Write out the whole listing again, exactly.

[Source data]
------------------------------------------------------------------------

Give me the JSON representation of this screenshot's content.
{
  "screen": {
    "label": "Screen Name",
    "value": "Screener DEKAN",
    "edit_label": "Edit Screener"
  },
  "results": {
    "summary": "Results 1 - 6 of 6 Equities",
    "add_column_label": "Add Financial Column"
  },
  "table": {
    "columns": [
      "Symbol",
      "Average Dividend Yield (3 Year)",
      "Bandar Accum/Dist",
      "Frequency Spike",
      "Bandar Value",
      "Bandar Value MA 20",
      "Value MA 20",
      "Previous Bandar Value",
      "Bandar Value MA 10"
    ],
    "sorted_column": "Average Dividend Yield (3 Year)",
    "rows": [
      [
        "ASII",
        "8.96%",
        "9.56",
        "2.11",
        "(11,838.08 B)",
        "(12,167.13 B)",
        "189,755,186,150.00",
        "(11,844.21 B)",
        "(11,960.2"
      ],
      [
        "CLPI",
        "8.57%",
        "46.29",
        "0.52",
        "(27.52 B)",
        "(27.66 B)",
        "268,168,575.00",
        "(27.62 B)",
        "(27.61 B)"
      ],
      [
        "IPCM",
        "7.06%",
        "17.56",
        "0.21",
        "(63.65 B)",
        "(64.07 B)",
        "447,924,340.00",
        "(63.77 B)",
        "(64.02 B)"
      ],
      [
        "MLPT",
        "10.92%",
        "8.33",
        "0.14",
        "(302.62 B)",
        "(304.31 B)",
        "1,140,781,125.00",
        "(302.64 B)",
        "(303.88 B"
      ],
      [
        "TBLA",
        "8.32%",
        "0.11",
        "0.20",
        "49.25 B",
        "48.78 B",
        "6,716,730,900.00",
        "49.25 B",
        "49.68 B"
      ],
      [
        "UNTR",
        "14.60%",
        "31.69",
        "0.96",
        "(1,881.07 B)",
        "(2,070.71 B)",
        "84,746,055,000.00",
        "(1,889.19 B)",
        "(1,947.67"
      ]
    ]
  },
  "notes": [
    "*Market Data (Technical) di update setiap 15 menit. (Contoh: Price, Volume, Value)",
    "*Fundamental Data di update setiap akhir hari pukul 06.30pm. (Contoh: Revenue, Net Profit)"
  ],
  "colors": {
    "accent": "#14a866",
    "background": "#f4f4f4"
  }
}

------------------------------------------------------------------------

**Expected answer:**
Give me the JSON representation of this screenshot's content.
{
  "screen": {
    "label": "Screen Name",
    "value": "Screener DEKAN",
    "edit_label": "Edit Screener"
  },
  "results": {
    "summary": "Results 1 - 6 of 6 Equities",
    "add_column_label": "Add Financial Column"
  },
  "table": {
    "columns": [
      "Symbol",
      "Average Dividend Yield (3 Year)",
      "Bandar Accum/Dist",
      "Frequency Spike",
      "Bandar Value",
      "Bandar Value MA 20",
      "Value MA 20",
      "Previous Bandar Value",
      "Bandar Value MA 10"
    ],
    "sorted_column": "Average Dividend Yield (3 Year)",
    "rows": [
      [
        "ASII",
        "8.96%",
        "9.56",
        "2.11",
        "(11,838.08 B)",
        "(12,167.13 B)",
        "189,755,186,150.00",
        "(11,844.21 B)",
        "(11,960.2"
      ],
      [
        "CLPI",
        "8.57%",
        "46.29",
        "0.52",
        "(27.52 B)",
        "(27.66 B)",
        "268,168,575.00",
        "(27.62 B)",
        "(27.61 B)"
      ],
      [
        "IPCM",
        "7.06%",
        "17.56",
        "0.21",
        "(63.65 B)",
        "(64.07 B)",
        "447,924,340.00",
        "(63.77 B)",
        "(64.02 B)"
      ],
      [
        "MLPT",
        "10.92%",
        "8.33",
        "0.14",
        "(302.62 B)",
        "(304.31 B)",
        "1,140,781,125.00",
        "(302.64 B)",
        "(303.88 B"
      ],
      [
        "TBLA",
        "8.32%",
        "0.11",
        "0.20",
        "49.25 B",
        "48.78 B",
        "6,716,730,900.00",
        "49.25 B",
        "49.68 B"
      ],
      [
        "UNTR",
        "14.60%",
        "31.69",
        "0.96",
        "(1,881.07 B)",
        "(2,070.71 B)",
        "84,746,055,000.00",
        "(1,889.19 B)",
        "(1,947.67"
      ]
    ]
  },
  "notes": [
    "*Market Data (Technical) di update setiap 15 menit. (Contoh: Price, Volume, Value)",
    "*Fundamental Data di update setiap akhir hari pukul 06.30pm. (Contoh: Revenue, Net Profit)"
  ],
  "colors": {
    "accent": "#14a866",
    "background": "#f4f4f4"
  }
}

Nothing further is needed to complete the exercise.